══ Data lines ══

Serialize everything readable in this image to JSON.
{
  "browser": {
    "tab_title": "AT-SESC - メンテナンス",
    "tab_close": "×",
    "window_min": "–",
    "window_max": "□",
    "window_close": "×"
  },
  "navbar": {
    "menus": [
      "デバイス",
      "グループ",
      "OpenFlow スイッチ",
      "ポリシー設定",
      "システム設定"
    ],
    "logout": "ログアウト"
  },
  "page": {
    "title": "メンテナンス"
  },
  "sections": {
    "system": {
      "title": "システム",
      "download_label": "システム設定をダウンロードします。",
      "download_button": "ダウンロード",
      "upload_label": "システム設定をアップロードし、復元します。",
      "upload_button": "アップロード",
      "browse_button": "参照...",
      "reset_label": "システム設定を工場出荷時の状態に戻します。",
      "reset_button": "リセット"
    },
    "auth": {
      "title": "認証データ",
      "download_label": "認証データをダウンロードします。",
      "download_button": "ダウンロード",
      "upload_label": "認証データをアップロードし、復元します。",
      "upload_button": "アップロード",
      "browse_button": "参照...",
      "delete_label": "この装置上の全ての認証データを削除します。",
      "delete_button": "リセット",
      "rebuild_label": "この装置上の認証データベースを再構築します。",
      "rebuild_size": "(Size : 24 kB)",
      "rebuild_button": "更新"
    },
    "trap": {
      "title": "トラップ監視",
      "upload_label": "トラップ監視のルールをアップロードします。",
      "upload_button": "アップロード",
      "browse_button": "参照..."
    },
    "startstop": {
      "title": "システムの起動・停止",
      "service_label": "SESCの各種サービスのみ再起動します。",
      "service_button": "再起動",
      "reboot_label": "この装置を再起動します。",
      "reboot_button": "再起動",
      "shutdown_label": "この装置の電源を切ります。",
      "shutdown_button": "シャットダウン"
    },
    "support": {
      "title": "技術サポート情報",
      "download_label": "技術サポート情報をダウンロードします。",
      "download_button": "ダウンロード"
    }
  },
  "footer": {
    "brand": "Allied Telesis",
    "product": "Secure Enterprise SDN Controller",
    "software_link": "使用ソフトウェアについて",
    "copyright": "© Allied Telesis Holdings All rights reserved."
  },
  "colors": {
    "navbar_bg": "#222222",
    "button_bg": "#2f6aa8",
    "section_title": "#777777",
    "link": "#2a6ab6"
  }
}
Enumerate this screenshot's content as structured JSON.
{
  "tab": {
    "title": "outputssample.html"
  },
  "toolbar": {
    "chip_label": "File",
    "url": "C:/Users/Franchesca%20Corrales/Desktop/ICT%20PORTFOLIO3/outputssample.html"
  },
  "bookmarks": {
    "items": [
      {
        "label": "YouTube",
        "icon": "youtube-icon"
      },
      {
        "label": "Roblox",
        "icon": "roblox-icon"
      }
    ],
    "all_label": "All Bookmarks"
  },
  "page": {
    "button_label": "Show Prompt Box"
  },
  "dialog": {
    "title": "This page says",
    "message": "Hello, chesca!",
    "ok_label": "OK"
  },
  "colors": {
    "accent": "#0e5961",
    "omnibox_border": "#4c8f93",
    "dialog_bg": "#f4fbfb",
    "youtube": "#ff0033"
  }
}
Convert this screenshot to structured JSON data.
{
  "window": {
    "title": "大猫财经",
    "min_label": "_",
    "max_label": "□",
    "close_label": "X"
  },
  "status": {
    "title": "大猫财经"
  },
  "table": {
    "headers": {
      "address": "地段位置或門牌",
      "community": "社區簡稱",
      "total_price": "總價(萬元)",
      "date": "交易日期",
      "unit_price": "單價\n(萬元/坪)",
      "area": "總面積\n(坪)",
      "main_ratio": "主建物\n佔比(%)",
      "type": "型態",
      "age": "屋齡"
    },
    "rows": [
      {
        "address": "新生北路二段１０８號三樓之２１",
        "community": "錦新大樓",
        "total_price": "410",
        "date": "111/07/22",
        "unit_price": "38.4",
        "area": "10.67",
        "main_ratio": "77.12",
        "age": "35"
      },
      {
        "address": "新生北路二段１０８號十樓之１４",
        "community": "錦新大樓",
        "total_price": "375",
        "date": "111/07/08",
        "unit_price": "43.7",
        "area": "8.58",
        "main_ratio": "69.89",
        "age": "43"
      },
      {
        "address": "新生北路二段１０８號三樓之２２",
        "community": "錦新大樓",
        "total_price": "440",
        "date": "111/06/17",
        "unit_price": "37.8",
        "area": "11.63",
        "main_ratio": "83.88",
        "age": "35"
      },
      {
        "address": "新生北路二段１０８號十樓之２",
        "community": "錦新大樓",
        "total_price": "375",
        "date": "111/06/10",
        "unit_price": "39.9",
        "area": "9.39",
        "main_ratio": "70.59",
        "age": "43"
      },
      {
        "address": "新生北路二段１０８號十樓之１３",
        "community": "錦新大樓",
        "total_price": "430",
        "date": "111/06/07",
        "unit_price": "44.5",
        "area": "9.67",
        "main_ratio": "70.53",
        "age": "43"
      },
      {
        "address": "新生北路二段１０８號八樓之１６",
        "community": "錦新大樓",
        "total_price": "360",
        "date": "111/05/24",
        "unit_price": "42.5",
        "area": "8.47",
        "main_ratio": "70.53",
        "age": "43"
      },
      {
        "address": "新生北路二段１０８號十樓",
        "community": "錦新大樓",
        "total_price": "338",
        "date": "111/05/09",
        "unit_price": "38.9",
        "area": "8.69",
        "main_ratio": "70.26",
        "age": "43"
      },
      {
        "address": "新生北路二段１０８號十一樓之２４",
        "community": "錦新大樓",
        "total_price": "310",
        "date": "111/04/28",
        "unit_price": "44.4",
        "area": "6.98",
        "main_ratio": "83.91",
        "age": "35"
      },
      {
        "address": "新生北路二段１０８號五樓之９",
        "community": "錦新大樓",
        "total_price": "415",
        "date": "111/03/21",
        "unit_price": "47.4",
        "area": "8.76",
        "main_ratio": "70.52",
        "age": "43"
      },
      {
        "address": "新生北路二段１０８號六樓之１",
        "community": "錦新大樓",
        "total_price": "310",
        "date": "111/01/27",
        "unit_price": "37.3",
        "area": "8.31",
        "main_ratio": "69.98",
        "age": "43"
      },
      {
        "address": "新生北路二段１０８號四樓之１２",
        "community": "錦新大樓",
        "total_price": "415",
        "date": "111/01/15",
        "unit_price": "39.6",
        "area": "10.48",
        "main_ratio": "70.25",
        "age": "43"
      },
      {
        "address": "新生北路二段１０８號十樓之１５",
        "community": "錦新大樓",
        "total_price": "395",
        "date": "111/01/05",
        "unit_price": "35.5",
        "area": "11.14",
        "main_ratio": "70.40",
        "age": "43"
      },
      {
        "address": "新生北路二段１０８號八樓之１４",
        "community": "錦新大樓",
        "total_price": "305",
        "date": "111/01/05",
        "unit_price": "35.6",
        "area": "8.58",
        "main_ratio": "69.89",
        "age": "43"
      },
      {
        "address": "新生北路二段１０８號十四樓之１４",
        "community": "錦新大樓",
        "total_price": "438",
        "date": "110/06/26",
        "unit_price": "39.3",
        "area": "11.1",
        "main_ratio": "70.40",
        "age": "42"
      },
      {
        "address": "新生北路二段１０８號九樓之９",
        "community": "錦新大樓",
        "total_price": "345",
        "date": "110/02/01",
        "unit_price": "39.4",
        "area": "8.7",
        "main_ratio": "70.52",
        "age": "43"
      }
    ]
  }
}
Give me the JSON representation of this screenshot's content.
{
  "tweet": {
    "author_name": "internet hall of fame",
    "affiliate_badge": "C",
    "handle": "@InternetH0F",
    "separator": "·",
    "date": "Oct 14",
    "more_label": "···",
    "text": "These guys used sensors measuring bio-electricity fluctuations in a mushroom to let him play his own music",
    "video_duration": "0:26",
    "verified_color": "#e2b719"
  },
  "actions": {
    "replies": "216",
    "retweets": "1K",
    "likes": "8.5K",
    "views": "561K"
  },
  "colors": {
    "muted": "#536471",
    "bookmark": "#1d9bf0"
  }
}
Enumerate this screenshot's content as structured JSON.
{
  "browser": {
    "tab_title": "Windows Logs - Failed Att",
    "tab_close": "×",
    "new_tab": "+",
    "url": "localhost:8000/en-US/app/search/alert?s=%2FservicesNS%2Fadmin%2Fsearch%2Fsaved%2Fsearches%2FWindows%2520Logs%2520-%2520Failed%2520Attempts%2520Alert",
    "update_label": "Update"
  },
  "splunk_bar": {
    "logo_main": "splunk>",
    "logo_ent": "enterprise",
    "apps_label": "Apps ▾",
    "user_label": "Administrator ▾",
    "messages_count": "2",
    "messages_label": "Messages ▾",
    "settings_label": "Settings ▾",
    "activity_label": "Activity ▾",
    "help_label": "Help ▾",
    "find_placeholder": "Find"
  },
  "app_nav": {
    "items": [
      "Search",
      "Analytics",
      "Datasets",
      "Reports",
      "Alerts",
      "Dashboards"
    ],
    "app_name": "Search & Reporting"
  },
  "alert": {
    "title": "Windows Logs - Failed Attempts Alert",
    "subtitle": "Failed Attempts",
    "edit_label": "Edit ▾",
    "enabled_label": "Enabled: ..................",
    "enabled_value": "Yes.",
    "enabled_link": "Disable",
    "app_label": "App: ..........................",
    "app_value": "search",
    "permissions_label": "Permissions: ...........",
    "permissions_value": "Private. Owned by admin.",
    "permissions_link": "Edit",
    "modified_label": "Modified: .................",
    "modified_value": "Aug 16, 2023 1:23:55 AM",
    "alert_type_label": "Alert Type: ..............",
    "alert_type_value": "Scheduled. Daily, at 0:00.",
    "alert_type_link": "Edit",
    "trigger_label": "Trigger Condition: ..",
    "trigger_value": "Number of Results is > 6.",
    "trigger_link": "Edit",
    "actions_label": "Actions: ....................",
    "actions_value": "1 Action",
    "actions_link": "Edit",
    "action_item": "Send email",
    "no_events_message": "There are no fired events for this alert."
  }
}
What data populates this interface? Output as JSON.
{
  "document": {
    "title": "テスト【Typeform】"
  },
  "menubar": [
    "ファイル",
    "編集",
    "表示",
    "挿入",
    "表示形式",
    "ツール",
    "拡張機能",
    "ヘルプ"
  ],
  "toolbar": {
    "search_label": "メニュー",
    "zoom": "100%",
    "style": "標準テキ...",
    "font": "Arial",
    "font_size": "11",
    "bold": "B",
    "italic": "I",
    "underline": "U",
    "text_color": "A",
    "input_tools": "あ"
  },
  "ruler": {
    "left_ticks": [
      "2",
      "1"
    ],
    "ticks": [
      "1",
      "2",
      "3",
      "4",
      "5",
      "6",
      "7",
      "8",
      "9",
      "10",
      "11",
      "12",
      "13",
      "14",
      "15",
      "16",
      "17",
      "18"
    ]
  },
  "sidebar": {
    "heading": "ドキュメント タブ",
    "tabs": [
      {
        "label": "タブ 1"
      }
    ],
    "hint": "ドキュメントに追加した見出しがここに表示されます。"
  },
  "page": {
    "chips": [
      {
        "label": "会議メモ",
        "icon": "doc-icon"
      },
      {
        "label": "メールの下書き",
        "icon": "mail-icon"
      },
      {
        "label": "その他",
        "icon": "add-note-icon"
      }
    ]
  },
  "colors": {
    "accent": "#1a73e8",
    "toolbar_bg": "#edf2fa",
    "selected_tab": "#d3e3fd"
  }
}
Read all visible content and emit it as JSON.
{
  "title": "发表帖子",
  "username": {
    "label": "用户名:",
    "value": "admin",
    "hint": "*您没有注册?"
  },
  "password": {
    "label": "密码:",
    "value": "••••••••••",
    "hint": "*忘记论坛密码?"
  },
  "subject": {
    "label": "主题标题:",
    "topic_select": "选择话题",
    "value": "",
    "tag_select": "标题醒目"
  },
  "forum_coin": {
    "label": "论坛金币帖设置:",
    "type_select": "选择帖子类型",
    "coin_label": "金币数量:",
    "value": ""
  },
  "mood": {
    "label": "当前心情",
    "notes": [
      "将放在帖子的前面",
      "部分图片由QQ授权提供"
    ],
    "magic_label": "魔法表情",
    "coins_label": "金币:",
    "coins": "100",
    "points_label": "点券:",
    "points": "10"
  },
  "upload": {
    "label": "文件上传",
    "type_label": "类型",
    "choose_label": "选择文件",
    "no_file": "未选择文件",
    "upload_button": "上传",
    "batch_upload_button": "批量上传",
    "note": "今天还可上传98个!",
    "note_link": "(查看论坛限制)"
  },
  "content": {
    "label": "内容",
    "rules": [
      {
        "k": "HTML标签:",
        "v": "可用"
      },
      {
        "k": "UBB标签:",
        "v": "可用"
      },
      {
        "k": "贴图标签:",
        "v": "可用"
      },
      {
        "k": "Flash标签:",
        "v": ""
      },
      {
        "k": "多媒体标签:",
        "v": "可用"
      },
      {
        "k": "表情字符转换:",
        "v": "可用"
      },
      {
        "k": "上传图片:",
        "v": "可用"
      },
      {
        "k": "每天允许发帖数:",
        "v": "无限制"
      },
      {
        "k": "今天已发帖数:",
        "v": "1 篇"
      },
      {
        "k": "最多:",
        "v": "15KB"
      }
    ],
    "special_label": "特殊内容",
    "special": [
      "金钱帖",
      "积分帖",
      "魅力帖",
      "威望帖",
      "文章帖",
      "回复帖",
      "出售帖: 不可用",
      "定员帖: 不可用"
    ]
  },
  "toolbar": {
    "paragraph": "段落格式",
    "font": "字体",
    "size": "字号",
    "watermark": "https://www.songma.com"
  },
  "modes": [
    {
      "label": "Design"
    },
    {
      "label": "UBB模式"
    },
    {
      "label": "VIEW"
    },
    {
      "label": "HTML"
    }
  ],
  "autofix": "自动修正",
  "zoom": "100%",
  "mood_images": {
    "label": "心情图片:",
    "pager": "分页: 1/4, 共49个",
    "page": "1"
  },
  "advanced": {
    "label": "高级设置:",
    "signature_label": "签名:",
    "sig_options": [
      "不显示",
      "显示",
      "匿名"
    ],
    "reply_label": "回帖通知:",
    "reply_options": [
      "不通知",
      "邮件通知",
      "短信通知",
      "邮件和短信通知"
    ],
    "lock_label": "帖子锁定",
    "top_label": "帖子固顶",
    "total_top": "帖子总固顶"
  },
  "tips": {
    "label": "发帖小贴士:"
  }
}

═══

- [Written task]
Locate each line with the word "hint" and copy it.

- [Written response]
    "hint": "ドキュメントに追加した見出しがここに表示されます。"
    "hint": "*您没有注册?"
    "hint": "*忘记论坛密码?"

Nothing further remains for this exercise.